» **INFORMATION SHOWN**:

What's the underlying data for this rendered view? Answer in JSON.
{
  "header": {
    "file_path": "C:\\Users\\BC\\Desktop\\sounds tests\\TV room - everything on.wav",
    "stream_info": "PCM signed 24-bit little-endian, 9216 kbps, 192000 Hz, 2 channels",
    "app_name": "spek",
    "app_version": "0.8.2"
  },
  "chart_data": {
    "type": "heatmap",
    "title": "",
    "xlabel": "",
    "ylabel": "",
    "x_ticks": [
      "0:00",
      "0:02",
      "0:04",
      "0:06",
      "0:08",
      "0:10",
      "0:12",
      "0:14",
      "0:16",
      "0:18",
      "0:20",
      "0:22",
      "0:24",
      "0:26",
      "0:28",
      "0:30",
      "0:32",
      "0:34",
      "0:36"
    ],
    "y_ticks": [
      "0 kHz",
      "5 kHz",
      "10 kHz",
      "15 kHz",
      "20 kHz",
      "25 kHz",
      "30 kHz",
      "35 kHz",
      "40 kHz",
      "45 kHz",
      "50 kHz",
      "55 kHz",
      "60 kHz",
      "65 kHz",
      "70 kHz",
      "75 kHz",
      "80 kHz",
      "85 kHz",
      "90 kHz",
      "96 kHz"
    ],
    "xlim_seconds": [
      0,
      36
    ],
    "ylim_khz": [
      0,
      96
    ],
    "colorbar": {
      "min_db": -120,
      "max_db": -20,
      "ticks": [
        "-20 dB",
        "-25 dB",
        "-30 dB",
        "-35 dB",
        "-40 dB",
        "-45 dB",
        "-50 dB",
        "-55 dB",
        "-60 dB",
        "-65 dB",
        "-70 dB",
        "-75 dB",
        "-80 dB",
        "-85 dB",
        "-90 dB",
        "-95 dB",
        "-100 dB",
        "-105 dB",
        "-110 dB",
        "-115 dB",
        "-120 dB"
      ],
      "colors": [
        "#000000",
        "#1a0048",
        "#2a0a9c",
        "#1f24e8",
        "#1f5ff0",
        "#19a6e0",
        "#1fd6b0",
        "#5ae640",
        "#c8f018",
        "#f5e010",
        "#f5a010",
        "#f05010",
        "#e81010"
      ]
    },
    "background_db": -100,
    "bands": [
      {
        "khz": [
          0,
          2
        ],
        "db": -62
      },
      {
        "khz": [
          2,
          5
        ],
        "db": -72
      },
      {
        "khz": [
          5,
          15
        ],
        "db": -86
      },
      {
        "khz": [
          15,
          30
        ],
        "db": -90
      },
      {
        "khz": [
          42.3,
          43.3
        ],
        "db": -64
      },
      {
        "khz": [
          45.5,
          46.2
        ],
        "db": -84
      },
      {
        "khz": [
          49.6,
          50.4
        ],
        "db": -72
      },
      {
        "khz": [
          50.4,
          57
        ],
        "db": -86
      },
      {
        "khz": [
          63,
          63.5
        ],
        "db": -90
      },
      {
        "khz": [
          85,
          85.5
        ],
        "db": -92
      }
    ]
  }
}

» **STATED EXERCISE**: Write all of the records out again exactly.

» **WORKED ANSWER**:
What's the underlying data for this rendered view? Answer in JSON.
{
  "header": {
    "file_path": "C:\\Users\\BC\\Desktop\\sounds tests\\TV room - everything on.wav",
    "stream_info": "PCM signed 24-bit little-endian, 9216 kbps, 192000 Hz, 2 channels",
    "app_name": "spek",
    "app_version": "0.8.2"
  },
  "chart_data": {
    "type": "heatmap",
    "title": "",
    "xlabel": "",
    "ylabel": "",
    "x_ticks": [
      "0:00",
      "0:02",
      "0:04",
      "0:06",
      "0:08",
      "0:10",
      "0:12",
      "0:14",
      "0:16",
      "0:18",
      "0:20",
      "0:22",
      "0:24",
      "0:26",
      "0:28",
      "0:30",
      "0:32",
      "0:34",
      "0:36"
    ],
    "y_ticks": [
      "0 kHz",
      "5 kHz",
      "10 kHz",
      "15 kHz",
      "20 kHz",
      "25 kHz",
      "30 kHz",
      "35 kHz",
      "40 kHz",
      "45 kHz",
      "50 kHz",
      "55 kHz",
      "60 kHz",
      "65 kHz",
      "70 kHz",
      "75 kHz",
      "80 kHz",
      "85 kHz",
      "90 kHz",
      "96 kHz"
    ],
    "xlim_seconds": [
      0,
      36
    ],
    "ylim_khz": [
      0,
      96
    ],
    "colorbar": {
      "min_db": -120,
      "max_db": -20,
      "ticks": [
        "-20 dB",
        "-25 dB",
        "-30 dB",
        "-35 dB",
        "-40 dB",
        "-45 dB",
        "-50 dB",
        "-55 dB",
        "-60 dB",
        "-65 dB",
        "-70 dB",
        "-75 dB",
        "-80 dB",
        "-85 dB",
        "-90 dB",
        "-95 dB",
        "-100 dB",
        "-105 dB",
        "-110 dB",
        "-115 dB",
        "-120 dB"
      ],
      "colors": [
        "#000000",
        "#1a0048",
        "#2a0a9c",
        "#1f24e8",
        "#1f5ff0",
        "#19a6e0",
        "#1fd6b0",
        "#5ae640",
        "#c8f018",
        "#f5e010",
        "#f5a010",
        "#f05010",
        "#e81010"
      ]
    },
    "background_db": -100,
    "bands": [
      {
        "khz": [
          0,
          2
        ],
        "db": -62
      },
      {
        "khz": [
          2,
          5
        ],
        "db": -72
      },
      {
        "khz": [
          5,
          15
        ],
        "db": -86
      },
      {
        "khz": [
          15,
          30
        ],
        "db": -90
      },
      {
        "khz": [
          42.3,
          43.3
        ],
        "db": -64
      },
      {
        "khz": [
          45.5,
          46.2
        ],
        "db": -84
      },
      {
        "khz": [
          49.6,
          50.4
        ],
        "db": -72
      },
      {
        "khz": [
          50.4,
          57
        ],
        "db": -86
      },
      {
        "khz": [
          63,
          63.5
        ],
        "db": -90
      },
      {
        "khz": [
          85,
          85.5
        ],
        "db": -92
      }
    ]
  }
}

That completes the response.